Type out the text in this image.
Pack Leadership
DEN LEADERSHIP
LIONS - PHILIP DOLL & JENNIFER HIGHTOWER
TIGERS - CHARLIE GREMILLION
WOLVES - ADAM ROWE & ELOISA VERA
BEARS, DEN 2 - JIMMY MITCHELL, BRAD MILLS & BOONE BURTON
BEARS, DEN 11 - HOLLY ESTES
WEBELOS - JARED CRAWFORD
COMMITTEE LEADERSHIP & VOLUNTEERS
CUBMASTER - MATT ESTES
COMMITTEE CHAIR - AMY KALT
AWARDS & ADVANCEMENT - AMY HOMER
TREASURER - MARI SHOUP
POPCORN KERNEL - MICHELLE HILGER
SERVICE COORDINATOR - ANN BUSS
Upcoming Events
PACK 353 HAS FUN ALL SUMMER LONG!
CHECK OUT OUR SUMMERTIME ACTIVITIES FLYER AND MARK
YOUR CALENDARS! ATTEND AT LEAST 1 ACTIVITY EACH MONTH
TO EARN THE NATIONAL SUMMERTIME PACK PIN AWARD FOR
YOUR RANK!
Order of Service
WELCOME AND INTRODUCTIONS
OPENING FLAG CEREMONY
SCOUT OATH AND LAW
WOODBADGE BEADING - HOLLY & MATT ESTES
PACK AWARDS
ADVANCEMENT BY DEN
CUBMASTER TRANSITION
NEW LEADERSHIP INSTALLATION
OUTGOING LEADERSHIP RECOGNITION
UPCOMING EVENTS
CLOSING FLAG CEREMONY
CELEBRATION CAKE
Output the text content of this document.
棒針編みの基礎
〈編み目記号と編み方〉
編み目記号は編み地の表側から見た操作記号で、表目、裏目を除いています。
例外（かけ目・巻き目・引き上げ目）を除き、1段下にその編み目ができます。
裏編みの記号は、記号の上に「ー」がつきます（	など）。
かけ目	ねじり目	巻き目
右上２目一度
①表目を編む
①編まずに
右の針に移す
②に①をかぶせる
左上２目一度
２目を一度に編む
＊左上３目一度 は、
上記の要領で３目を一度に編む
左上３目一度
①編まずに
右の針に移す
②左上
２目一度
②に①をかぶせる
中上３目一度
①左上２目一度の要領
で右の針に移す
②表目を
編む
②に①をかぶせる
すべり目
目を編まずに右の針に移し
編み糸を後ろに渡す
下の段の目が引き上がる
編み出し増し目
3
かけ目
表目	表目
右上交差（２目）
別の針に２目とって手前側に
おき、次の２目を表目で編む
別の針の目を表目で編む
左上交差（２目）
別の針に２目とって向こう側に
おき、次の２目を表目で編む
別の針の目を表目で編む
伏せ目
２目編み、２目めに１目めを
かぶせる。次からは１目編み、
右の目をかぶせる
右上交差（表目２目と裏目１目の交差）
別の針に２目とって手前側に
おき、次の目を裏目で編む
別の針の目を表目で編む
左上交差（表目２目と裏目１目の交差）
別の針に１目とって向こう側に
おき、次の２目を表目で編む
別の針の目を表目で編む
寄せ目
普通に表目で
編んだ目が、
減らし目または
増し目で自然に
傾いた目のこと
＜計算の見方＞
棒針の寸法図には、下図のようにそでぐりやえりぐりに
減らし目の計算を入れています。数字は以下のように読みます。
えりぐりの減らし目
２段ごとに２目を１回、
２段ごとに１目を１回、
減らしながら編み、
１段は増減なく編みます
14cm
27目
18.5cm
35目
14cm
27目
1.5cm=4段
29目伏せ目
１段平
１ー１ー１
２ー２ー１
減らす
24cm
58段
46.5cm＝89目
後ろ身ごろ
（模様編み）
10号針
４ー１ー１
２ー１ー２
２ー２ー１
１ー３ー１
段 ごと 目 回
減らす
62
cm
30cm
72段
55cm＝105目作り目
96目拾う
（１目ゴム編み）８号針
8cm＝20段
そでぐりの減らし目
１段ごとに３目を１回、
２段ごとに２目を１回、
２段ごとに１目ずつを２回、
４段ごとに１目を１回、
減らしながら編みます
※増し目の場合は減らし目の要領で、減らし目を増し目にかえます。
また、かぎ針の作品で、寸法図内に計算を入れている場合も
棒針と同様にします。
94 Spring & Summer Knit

****************************************

Given exercise | Using the listing above, please repeat every entry exactly.

Result for this exercise |
Type out the text in this image.
Pack Leadership
DEN LEADERSHIP
LIONS - PHILIP DOLL & JENNIFER HIGHTOWER
TIGERS - CHARLIE GREMILLION
WOLVES - ADAM ROWE & ELOISA VERA
BEARS, DEN 2 - JIMMY MITCHELL, BRAD MILLS & BOONE BURTON
BEARS, DEN 11 - HOLLY ESTES
WEBELOS - JARED CRAWFORD
COMMITTEE LEADERSHIP & VOLUNTEERS
CUBMASTER - MATT ESTES
COMMITTEE CHAIR - AMY KALT
AWARDS & ADVANCEMENT - AMY HOMER
TREASURER - MARI SHOUP
POPCORN KERNEL - MICHELLE HILGER
SERVICE COORDINATOR - ANN BUSS
Upcoming Events
PACK 353 HAS FUN ALL SUMMER LONG!
CHECK OUT OUR SUMMERTIME ACTIVITIES FLYER AND MARK
YOUR CALENDARS! ATTEND AT LEAST 1 ACTIVITY EACH MONTH
TO EARN THE NATIONAL SUMMERTIME PACK PIN AWARD FOR
YOUR RANK!
Order of Service
WELCOME AND INTRODUCTIONS
OPENING FLAG CEREMONY
SCOUT OATH AND LAW
WOODBADGE BEADING - HOLLY & MATT ESTES
PACK AWARDS
ADVANCEMENT BY DEN
CUBMASTER TRANSITION
NEW LEADERSHIP INSTALLATION
OUTGOING LEADERSHIP RECOGNITION
UPCOMING EVENTS
CLOSING FLAG CEREMONY
CELEBRATION CAKE
Output the text content of this document.
棒針編みの基礎
〈編み目記号と編み方〉
編み目記号は編み地の表側から見た操作記号で、表目、裏目を除いています。
例外（かけ目・巻き目・引き上げ目）を除き、1段下にその編み目ができます。
裏編みの記号は、記号の上に「ー」がつきます（	など）。
かけ目	ねじり目	巻き目
右上２目一度
①表目を編む
①編まずに
右の針に移す
②に①をかぶせる
左上２目一度
２目を一度に編む
＊左上３目一度 は、
上記の要領で３目を一度に編む
左上３目一度
①編まずに
右の針に移す
②左上
２目一度
②に①をかぶせる
中上３目一度
①左上２目一度の要領
で右の針に移す
②表目を
編む
②に①をかぶせる
すべり目
目を編まずに右の針に移し
編み糸を後ろに渡す
下の段の目が引き上がる
編み出し増し目
3
かけ目
表目	表目
右上交差（２目）
別の針に２目とって手前側に
おき、次の２目を表目で編む
別の針の目を表目で編む
左上交差（２目）
別の針に２目とって向こう側に
おき、次の２目を表目で編む
別の針の目を表目で編む
伏せ目
２目編み、２目めに１目めを
かぶせる。次からは１目編み、
右の目をかぶせる
右上交差（表目２目と裏目１目の交差）
別の針に２目とって手前側に
おき、次の目を裏目で編む
別の針の目を表目で編む
左上交差（表目２目と裏目１目の交差）
別の針に１目とって向こう側に
おき、次の２目を表目で編む
別の針の目を表目で編む
寄せ目
普通に表目で
編んだ目が、
減らし目または
増し目で自然に
傾いた目のこと
＜計算の見方＞
棒針の寸法図には、下図のようにそでぐりやえりぐりに
減らし目の計算を入れています。数字は以下のように読みます。
えりぐりの減らし目
２段ごとに２目を１回、
２段ごとに１目を１回、
減らしながら編み、
１段は増減なく編みます
14cm
27目
18.5cm
35目
14cm
27目
1.5cm=4段
29目伏せ目
１段平
１ー１ー１
２ー２ー１
減らす
24cm
58段
46.5cm＝89目
後ろ身ごろ
（模様編み）
10号針
４ー１ー１
２ー１ー２
２ー２ー１
１ー３ー１
段 ごと 目 回
減らす
62
cm
30cm
72段
55cm＝105目作り目
96目拾う
（１目ゴム編み）８号針
8cm＝20段
そでぐりの減らし目
１段ごとに３目を１回、
２段ごとに２目を１回、
２段ごとに１目ずつを２回、
４段ごとに１目を１回、
減らしながら編みます
※増し目の場合は減らし目の要領で、減らし目を増し目にかえます。
また、かぎ針の作品で、寸法図内に計算を入れている場合も
棒針と同様にします。
94 Spring & Summer Knit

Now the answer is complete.